=== GESTELLTE AUFGABE A ===
Erkläre in ein bis drei Sätzen, aus welchem Grund die „Zeit“ laut dem Text über Wolfgang Schäuble nach seinen Ersparnissen gefragt hatte.
=== GESTELLTE AUFGABE B ===
Setze den Text über Wolfgang Schäuble im gleichen Ton nach seinem letzten Satz fort.

=== AUSGEWÄHLTER TEXT ===
========================

Mittwoch, 27. Dezember 2023

Schäuble, das Schlossgespenst: Richelieu der Berliner Republik

Der Kulissenschieber des politischen Berlin: Wolfgang Schäuble regierte aus dem Backoffice.

Der verschlagene Blick, das zynische Lächeln, die Hinterlist, die er stets auszustrahlen schien - so aber war Wolfgang Schäuble in Wirklichkeit nie. Der Kofferträger des früheren Kanzlers, der Strippenzieher der Nachfolgerin, tief drinnen blieb der Badener Schwabe in seinen endlosen Jahrzehnten im politischen Bonn und später im politischen Berlin ein Mensch wie jeder andere Politiker. Schäuble strebte nach der Macht, nach dem endgültigen Preis seiner Mühen, nach dem Sessel im Kanzleramt. Doch wie so viele gelangte er nie dorthin. Andere überholten ihn, andere zumal , die er von Herzen verachtete. Trostpreise wurden ihm in Aussicht gestellt, die dann nie ausgehändigt wurden.  

Mit übersichtlichen Ersparnissen

Wolfgang Schäuble führte ein bescheidenes Leben. Seine "übersichtlichen Ersparnisse liegen bei der Volksbank Offenburg", gestand er einmal, da saß er schon 45 Jahre im Bundestag und hatte knapp fünf Millionen Euro an Diäten vereinnahmt. Alles weg, alles zusammengeschrumpelt auf jenen legendären Rest bei der kleinen Volksbank. Wo ist es hin, wo ist es nur geblieben? Der "Zeit", die gefragt hatte, weil Wolfgang Schäuble im Begriff war, seinen letzten große  Versorgungsposten zu besteigen, konnte der seit 1972 aktive Bundestagsabgeordnete keine genaueren Angaben machen. Genau wie damals, als ihm jedes Wissen um den Geldkoffer abhanden gekommen war, der irgendwie mit Kohl und dem Vorzimmer und den jüdischen Spendern.

========================

=== BEREITGESTELLTE DATEN ===
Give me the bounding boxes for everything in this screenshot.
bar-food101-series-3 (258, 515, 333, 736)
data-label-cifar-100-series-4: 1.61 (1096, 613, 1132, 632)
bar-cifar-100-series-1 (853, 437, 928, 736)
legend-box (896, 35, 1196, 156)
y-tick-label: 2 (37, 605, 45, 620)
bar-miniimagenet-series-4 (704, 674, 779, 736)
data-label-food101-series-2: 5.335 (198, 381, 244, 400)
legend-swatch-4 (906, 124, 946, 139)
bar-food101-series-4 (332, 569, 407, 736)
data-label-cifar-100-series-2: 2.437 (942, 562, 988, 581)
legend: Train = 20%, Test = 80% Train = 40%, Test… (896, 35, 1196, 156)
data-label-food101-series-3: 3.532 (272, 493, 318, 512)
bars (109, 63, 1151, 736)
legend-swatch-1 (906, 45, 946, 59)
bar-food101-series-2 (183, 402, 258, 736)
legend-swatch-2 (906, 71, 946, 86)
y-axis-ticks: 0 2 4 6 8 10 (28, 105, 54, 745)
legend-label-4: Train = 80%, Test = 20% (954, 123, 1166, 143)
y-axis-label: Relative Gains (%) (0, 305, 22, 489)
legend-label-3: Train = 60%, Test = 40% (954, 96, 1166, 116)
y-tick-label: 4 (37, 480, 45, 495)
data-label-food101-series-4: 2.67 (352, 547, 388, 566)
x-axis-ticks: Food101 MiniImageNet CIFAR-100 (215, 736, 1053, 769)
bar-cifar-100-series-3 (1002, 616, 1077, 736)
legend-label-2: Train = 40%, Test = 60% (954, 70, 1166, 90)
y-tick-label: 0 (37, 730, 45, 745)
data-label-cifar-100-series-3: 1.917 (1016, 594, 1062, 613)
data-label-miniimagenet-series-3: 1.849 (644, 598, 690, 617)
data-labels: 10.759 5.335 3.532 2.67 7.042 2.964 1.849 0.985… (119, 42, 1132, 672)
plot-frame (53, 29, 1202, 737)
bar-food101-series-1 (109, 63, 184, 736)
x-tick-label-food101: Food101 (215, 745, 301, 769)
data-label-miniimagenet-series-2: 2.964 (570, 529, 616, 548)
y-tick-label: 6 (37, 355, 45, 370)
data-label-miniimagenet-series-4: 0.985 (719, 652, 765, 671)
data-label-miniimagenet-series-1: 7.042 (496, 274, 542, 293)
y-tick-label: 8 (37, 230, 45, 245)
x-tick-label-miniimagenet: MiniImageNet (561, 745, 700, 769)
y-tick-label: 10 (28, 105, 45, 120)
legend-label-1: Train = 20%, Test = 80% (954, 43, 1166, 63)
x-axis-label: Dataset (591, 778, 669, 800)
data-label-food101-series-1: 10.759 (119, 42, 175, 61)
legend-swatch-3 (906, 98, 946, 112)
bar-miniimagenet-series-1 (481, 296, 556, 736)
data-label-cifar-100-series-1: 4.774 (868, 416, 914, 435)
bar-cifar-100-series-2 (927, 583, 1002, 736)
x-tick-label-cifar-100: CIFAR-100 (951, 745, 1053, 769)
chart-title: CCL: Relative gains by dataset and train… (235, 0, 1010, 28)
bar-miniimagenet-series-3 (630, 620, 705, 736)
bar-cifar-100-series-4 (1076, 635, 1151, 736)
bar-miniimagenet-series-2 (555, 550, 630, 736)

========================

=== ERWARTETE ANTWORT A ===
Die „Zeit“ hatte nachgefragt, weil Wolfgang Schäuble im Begriff war, seinen letzten großen Versorgungsposten zu besteigen. Genauere Angaben zu seinem Geld konnte er ihr nicht machen.

=== ERWARTETE ANTWORT B ===
Geld und Wolfgang Schäuble, das war kein intimes, das war kein Liebesverhältnis. Was den Mann aus Freiburg immer interessierte, war die Macht. Das Geld war nur ein Mittel. Seit Wolfgang Schäuble nach Jahren als Regierungsrat in der Finanzverwaltung des Landes Baden-Württemberg ab 1984 immer mal wieder Minister für dies und das geworden war, strebte der Sohn eines Landtagsabgeordneten nach Höherem. Helmut Kohl, als dessen treuer Adlatus er sich verstand, hielt große Stücke auf ihn, zumindest so lange Schäuble sich mit dem Platz im Schatten des Einheitskanzlers begnügte. Als der Kronprinz beschloss, dass es Zeit sei, den Alten aus dem Weg zu räumen, gelang es ihm zwar, den Chef zu stürzen. Doch wie tragisch: Schäuble selbst fiel mit, gestolpert über einen Koffer, an den er sich nicht einmal mehr zu erinnern vorgab. 

Machtverlust an das Mädchen

Merkel, das "Mädchen", sauste vorüber. Schäuble taktierte klug, er jammerte nicht und gab den guten Parteisoldaten: "Um diesen Neuanfang einzuleiten und möglich zu machen, habe ich der Bundestagsfraktion gestern vorgeschlagen, den Fraktionsvorstand neu zu wählen." Ein Rücktritt in der Hoffnung, eines Tages nach ausreichender Buße zurückgeholt zu werden. Cem Özdemir, ein anderer Schwabe, weiß, wie das geht: Die Partei verzeiht, weil so viel vorzeigbares Personal ist auch nicht da. Und die Leute vergessen sowieso.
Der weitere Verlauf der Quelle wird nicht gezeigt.